» Problem: Search the data below for the word "values" and copy each line that holds it.

#### Material to process ####

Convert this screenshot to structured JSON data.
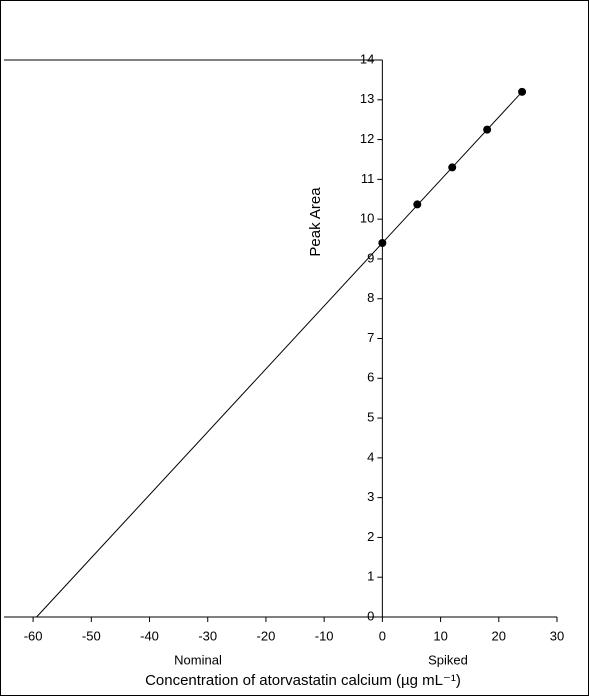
{
  "chart_data": {
    "type": "scatter",
    "ylabel": "Peak Area",
    "xlabel": "Concentration of atorvastatin calcium (µg mL⁻¹)",
    "annotations": [
      "Nominal",
      "Spiked"
    ],
    "x": [
      0,
      6,
      12,
      18,
      24
    ],
    "values": [
      9.4,
      10.37,
      11.3,
      12.25,
      13.2
    ],
    "color": "#000000",
    "fit_line": {
      "x": [
        -59.4,
        24
      ],
      "values": [
        0,
        13.2
      ]
    },
    "xlim": [
      -65,
      30
    ],
    "xticks": [
      -60,
      -50,
      -40,
      -30,
      -20,
      -10,
      0,
      10,
      20,
      30
    ],
    "ylim": [
      0,
      14
    ],
    "yticks": [
      0,
      1,
      2,
      3,
      4,
      5,
      6,
      7,
      8,
      9,
      10,
      11,
      12,
      13,
      14
    ],
    "grid": false
  }
}
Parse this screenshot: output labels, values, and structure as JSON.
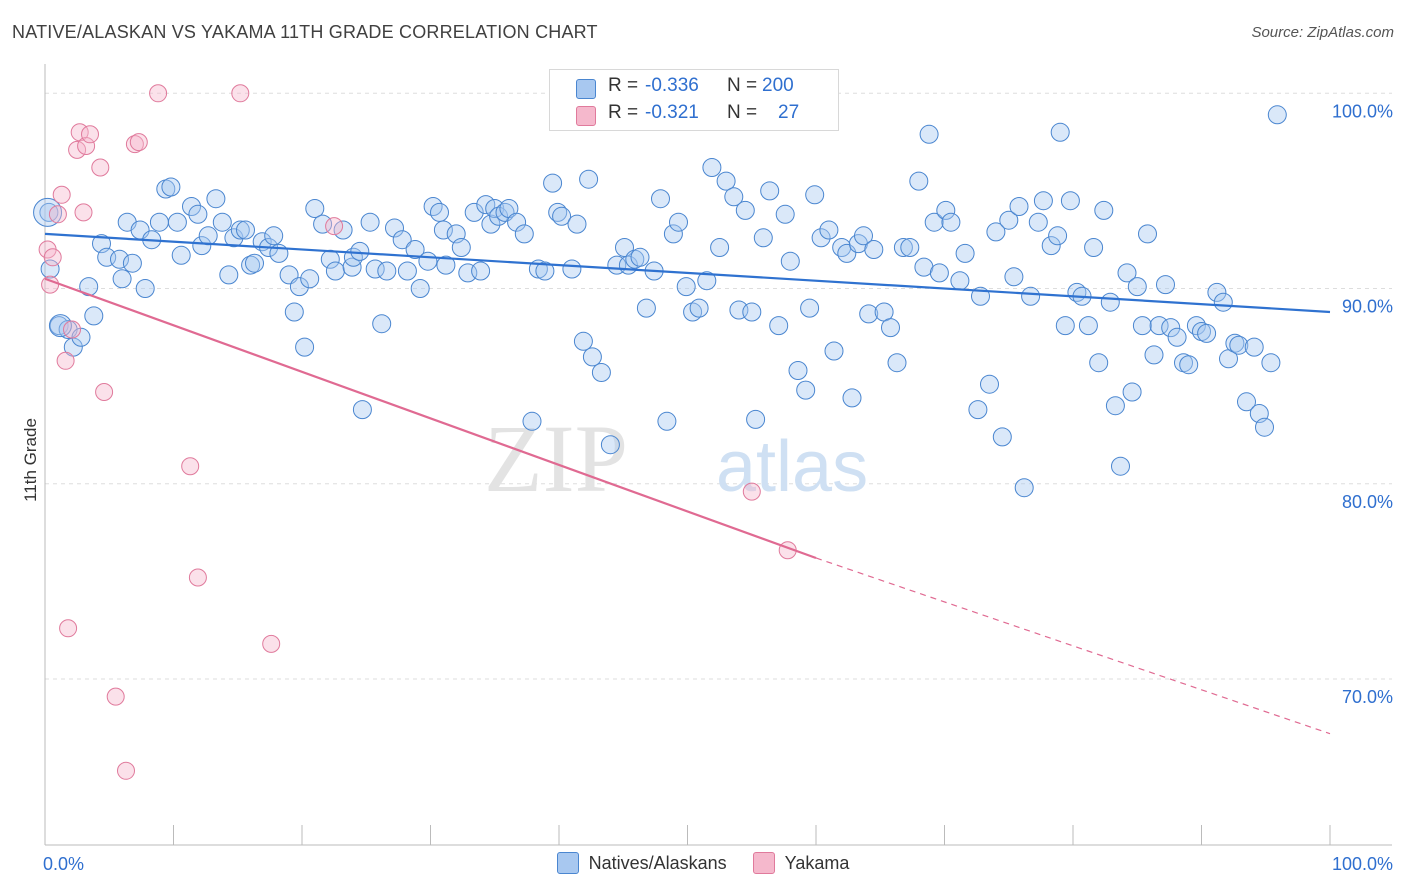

####

» Problem solution:
    "values": [
      "values": [
Parse this screenshot: output labels, values, and structure as JSON.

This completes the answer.